--- BEGIN Records shown ---

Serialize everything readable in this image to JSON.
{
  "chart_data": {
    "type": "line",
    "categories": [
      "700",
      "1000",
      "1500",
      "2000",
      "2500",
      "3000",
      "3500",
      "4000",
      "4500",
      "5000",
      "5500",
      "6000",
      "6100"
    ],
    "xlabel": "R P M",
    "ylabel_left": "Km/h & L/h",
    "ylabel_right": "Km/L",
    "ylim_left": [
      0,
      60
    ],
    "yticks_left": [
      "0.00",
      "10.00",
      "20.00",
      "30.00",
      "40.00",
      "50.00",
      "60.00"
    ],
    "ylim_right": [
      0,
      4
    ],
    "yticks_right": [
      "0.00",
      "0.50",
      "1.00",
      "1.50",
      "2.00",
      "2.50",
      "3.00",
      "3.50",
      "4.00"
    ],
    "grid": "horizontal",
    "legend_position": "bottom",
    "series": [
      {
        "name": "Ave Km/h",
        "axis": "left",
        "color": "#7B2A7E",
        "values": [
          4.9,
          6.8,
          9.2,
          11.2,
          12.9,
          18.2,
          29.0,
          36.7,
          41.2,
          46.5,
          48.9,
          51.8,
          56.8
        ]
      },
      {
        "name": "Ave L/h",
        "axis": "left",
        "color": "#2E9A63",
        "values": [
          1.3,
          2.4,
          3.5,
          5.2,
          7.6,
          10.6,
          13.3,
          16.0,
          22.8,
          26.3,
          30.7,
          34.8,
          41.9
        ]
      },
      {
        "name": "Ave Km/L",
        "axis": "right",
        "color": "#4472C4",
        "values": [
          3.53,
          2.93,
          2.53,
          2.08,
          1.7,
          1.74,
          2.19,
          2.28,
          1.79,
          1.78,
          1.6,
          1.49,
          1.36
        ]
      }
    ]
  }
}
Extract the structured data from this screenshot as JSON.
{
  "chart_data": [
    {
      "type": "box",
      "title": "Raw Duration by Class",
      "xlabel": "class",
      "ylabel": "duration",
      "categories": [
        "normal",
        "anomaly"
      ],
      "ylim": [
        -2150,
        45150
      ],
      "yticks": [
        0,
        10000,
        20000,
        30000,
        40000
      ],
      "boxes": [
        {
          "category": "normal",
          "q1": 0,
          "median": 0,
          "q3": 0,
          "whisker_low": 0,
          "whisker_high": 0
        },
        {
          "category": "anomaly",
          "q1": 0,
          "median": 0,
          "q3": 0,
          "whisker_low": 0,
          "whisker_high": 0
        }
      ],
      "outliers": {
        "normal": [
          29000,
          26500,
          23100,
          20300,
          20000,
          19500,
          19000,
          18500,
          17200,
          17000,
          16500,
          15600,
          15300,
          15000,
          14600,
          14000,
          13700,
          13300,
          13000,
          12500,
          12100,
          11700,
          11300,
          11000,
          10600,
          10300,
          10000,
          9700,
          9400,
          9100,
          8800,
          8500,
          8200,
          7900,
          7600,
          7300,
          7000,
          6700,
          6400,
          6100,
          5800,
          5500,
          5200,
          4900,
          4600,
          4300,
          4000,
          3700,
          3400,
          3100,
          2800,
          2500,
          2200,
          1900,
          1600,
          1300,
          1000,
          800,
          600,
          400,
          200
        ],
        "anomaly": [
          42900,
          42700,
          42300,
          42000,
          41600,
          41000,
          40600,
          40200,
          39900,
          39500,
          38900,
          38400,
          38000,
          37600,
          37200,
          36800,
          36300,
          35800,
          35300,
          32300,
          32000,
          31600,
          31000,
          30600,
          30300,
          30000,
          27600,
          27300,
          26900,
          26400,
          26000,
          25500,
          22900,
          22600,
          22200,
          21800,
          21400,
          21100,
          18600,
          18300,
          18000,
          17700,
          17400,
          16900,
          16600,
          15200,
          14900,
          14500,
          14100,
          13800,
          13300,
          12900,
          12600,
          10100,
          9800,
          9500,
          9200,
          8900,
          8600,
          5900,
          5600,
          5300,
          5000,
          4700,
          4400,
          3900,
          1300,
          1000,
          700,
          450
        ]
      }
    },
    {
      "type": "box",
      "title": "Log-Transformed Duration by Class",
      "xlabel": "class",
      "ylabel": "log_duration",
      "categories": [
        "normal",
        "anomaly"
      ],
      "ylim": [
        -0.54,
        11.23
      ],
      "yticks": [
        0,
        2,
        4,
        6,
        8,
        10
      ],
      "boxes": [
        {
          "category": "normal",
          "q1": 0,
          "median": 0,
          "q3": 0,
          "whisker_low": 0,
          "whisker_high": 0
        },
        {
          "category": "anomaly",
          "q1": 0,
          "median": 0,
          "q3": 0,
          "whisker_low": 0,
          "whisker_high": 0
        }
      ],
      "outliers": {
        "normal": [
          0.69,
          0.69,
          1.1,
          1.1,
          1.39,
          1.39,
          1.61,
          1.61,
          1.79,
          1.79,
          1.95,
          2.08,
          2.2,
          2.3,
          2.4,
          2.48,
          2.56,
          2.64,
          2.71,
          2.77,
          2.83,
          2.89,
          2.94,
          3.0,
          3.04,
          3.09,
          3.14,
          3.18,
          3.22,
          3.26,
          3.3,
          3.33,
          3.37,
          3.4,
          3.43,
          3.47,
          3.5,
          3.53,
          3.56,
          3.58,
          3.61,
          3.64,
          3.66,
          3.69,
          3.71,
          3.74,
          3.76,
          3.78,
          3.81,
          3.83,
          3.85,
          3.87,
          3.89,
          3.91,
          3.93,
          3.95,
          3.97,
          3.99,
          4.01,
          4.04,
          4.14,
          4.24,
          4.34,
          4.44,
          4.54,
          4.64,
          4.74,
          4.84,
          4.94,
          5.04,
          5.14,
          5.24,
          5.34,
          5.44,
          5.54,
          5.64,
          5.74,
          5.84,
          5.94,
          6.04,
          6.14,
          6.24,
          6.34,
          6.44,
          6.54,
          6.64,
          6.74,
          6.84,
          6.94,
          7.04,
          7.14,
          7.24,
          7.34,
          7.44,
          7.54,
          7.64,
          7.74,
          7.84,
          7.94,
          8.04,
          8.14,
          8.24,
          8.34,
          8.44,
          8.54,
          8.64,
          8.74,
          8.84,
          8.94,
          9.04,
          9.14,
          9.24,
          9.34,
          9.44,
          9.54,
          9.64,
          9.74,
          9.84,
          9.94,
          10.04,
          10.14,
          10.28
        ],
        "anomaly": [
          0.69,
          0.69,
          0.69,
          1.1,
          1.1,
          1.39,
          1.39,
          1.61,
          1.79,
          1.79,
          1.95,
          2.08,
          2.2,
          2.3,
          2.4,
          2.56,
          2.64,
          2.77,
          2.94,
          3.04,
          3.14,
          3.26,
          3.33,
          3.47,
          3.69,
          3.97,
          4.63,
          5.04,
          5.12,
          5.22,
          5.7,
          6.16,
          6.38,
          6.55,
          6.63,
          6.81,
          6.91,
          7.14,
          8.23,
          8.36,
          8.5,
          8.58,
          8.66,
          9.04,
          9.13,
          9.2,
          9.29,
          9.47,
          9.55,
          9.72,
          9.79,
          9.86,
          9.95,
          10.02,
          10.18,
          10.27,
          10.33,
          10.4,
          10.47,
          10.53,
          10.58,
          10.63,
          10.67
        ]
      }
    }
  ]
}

--- END Records shown ---

Copy all lines of the material above where the string "title" occurs.

* [Correct result]
      "title": "Raw Duration by Class",
      "title": "Log-Transformed Duration by Class",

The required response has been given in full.